- Aim: Pick out all lines in the listing holding the string "queste" and copy them.

- Entries shown:

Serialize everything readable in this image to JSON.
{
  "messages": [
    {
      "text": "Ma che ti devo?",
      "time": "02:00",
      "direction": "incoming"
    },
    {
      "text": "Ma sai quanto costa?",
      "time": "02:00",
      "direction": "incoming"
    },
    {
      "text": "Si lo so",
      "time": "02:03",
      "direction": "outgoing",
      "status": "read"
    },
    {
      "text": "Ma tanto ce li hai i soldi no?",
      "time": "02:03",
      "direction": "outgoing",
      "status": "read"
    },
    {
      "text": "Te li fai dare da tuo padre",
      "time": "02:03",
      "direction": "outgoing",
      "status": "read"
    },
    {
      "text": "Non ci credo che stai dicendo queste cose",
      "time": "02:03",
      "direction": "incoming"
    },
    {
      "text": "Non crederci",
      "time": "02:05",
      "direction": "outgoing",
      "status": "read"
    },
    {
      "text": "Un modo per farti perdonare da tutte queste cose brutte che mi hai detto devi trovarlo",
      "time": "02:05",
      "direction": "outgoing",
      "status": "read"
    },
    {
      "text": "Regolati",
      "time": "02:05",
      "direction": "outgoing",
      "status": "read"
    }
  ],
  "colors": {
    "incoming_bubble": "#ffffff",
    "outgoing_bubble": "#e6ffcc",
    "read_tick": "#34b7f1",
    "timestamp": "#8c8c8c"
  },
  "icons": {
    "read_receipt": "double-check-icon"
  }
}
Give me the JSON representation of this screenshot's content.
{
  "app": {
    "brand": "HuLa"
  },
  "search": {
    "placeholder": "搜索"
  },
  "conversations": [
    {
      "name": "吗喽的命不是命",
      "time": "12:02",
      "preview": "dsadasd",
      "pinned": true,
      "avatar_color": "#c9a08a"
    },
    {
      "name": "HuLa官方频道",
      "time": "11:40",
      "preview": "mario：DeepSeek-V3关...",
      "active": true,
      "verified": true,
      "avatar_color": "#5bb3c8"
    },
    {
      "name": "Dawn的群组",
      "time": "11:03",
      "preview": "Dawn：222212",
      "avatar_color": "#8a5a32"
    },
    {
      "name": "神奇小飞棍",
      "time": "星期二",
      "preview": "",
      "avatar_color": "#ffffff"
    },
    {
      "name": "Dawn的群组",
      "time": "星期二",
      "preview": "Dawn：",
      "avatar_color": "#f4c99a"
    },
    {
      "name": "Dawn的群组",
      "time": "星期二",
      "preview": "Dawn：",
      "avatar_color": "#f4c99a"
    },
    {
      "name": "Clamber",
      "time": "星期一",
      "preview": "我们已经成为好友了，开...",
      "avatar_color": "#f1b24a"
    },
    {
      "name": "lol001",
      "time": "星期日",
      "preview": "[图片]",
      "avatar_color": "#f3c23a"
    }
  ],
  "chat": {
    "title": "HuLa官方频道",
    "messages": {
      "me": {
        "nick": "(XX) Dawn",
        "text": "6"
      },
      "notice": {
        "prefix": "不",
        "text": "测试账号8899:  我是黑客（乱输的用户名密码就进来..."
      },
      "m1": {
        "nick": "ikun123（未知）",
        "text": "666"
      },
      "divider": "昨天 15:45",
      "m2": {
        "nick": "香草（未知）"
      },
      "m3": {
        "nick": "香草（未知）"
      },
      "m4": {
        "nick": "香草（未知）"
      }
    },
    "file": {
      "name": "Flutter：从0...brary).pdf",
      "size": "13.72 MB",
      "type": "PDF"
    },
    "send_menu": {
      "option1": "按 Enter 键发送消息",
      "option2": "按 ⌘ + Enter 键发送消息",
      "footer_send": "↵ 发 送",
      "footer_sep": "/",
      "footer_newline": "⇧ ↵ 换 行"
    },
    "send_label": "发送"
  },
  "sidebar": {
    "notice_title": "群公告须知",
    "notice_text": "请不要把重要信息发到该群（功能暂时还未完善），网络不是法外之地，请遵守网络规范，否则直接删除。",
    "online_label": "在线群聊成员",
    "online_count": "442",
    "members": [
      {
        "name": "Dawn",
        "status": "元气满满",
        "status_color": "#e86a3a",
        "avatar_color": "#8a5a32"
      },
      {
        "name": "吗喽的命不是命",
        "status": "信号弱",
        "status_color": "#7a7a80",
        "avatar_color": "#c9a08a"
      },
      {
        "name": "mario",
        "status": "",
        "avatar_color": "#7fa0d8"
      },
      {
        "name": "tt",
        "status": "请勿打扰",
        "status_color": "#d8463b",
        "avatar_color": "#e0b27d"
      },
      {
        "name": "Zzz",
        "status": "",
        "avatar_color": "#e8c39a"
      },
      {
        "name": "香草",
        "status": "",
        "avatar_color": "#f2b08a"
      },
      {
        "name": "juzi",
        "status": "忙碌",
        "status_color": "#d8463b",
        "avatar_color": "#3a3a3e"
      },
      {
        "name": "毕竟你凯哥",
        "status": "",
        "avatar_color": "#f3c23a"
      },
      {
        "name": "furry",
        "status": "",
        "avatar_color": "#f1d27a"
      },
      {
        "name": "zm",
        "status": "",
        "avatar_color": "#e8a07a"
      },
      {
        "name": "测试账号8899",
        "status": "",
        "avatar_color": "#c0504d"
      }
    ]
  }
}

- Response to this exercise:
      "text": "Non ci credo che stai dicendo queste cose",
      "text": "Un modo per farti perdonare da tutte queste cose brutte che mi hai detto devi trovarlo",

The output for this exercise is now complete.